───── STORED RECORDS
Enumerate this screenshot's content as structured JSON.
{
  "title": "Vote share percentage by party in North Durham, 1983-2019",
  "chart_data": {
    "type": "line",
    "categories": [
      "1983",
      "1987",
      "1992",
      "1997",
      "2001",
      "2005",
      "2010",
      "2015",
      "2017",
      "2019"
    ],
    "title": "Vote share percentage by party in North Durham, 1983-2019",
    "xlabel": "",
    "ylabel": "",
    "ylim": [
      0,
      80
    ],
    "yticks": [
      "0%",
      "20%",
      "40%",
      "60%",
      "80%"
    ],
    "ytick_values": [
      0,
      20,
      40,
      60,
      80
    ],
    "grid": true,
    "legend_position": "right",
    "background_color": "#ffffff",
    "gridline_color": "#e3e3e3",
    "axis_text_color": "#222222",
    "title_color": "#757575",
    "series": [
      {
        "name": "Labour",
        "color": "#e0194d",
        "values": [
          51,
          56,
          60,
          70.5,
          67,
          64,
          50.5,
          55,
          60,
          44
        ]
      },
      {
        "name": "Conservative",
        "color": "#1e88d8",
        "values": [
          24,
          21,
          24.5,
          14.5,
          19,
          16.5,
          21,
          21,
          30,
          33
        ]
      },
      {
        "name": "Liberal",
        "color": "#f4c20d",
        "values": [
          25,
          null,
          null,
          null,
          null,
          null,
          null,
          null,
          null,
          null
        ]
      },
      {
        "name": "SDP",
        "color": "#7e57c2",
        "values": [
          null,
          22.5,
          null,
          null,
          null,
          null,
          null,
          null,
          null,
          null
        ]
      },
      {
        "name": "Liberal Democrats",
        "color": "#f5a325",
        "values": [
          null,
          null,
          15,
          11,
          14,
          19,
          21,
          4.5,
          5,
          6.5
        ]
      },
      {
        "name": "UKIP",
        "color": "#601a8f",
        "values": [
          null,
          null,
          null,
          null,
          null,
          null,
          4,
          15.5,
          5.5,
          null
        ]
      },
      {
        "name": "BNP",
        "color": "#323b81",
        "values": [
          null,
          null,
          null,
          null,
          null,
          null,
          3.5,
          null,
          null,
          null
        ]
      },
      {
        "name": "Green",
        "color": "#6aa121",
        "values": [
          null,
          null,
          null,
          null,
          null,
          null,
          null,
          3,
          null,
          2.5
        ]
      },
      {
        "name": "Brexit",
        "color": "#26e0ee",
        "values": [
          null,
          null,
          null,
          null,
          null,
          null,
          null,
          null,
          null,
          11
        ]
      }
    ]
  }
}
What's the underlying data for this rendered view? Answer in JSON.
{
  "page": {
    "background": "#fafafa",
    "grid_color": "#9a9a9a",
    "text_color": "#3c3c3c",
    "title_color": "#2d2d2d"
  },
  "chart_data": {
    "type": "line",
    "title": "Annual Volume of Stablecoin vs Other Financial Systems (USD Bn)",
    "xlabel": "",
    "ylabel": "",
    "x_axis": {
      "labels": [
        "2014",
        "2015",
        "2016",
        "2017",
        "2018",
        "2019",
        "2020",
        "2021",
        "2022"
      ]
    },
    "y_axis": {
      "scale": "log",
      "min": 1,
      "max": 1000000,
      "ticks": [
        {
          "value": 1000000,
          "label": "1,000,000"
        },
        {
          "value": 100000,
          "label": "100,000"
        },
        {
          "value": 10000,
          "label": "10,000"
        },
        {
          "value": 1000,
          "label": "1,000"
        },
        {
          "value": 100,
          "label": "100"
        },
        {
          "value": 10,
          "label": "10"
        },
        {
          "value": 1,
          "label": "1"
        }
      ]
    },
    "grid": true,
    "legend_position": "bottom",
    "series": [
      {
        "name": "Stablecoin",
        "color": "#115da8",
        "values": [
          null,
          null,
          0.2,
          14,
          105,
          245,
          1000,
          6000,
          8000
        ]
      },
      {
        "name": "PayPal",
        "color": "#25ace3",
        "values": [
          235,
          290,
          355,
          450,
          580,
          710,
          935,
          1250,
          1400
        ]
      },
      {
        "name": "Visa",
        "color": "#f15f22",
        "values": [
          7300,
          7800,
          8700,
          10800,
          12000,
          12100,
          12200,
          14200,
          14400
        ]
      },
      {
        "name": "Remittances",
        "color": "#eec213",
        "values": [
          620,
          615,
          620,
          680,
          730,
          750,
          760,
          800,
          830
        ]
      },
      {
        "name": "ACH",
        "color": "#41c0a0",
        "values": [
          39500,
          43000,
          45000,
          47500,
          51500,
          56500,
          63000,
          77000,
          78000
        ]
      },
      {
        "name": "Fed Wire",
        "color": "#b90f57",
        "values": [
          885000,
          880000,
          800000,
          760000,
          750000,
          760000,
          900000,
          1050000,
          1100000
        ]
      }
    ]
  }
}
──────────
**TASK PROMPT**
Exactly how many lines in the data above contain the word "JSON"? Respond with the number and nothing more.

**ANSWER TO THE TASK**
2